→ **JOB**: Repeat the listing in full, preserving every character.

(Collected data)

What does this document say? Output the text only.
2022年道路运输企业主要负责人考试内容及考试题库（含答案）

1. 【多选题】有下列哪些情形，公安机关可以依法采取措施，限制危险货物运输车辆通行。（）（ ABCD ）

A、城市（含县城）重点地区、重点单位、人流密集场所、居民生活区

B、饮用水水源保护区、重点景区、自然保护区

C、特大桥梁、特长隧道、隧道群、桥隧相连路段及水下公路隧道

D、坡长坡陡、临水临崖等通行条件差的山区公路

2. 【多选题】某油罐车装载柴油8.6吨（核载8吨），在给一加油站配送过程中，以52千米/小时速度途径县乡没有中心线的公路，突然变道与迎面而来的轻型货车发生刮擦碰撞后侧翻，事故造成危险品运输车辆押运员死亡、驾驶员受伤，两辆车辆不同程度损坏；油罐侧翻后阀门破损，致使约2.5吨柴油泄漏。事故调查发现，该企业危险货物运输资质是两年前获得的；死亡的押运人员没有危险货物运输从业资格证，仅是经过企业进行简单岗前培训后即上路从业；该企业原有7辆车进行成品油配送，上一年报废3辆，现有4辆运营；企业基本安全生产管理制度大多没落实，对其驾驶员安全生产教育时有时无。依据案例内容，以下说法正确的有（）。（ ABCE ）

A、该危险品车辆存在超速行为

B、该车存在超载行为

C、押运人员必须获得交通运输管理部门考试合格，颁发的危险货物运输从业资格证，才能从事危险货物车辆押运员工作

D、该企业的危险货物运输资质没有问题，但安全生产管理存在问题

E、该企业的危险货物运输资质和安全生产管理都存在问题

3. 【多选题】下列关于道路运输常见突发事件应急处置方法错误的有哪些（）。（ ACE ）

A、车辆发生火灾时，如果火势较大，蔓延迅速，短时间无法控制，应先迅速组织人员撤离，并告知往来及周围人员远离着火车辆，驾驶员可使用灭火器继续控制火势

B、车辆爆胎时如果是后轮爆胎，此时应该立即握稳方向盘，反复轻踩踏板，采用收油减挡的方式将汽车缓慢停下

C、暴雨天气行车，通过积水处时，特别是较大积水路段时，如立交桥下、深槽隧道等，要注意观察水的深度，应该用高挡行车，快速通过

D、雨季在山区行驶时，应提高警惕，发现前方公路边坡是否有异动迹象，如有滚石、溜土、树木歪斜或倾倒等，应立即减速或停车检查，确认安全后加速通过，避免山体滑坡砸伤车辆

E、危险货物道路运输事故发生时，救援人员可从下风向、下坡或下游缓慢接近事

→ **CORRECT RESPONSE**:
What does this document say? Output the text only.
2022年道路运输企业主要负责人考试内容及考试题库（含答案）

1. 【多选题】有下列哪些情形，公安机关可以依法采取措施，限制危险货物运输车辆通行。（）（ ABCD ）

A、城市（含县城）重点地区、重点单位、人流密集场所、居民生活区

B、饮用水水源保护区、重点景区、自然保护区

C、特大桥梁、特长隧道、隧道群、桥隧相连路段及水下公路隧道

D、坡长坡陡、临水临崖等通行条件差的山区公路

2. 【多选题】某油罐车装载柴油8.6吨（核载8吨），在给一加油站配送过程中，以52千米/小时速度途径县乡没有中心线的公路，突然变道与迎面而来的轻型货车发生刮擦碰撞后侧翻，事故造成危险品运输车辆押运员死亡、驾驶员受伤，两辆车辆不同程度损坏；油罐侧翻后阀门破损，致使约2.5吨柴油泄漏。事故调查发现，该企业危险货物运输资质是两年前获得的；死亡的押运人员没有危险货物运输从业资格证，仅是经过企业进行简单岗前培训后即上路从业；该企业原有7辆车进行成品油配送，上一年报废3辆，现有4辆运营；企业基本安全生产管理制度大多没落实，对其驾驶员安全生产教育时有时无。依据案例内容，以下说法正确的有（）。（ ABCE ）

A、该危险品车辆存在超速行为

B、该车存在超载行为

C、押运人员必须获得交通运输管理部门考试合格，颁发的危险货物运输从业资格证，才能从事危险货物车辆押运员工作

D、该企业的危险货物运输资质没有问题，但安全生产管理存在问题

E、该企业的危险货物运输资质和安全生产管理都存在问题

3. 【多选题】下列关于道路运输常见突发事件应急处置方法错误的有哪些（）。（ ACE ）

A、车辆发生火灾时，如果火势较大，蔓延迅速，短时间无法控制，应先迅速组织人员撤离，并告知往来及周围人员远离着火车辆，驾驶员可使用灭火器继续控制火势

B、车辆爆胎时如果是后轮爆胎，此时应该立即握稳方向盘，反复轻踩踏板，采用收油减挡的方式将汽车缓慢停下

C、暴雨天气行车，通过积水处时，特别是较大积水路段时，如立交桥下、深槽隧道等，要注意观察水的深度，应该用高挡行车，快速通过

D、雨季在山区行驶时，应提高警惕，发现前方公路边坡是否有异动迹象，如有滚石、溜土、树木歪斜或倾倒等，应立即减速或停车检查，确认安全后加速通过，避免山体滑坡砸伤车辆

E、危险货物道路运输事故发生时，救援人员可从下风向、下坡或下游缓慢接近事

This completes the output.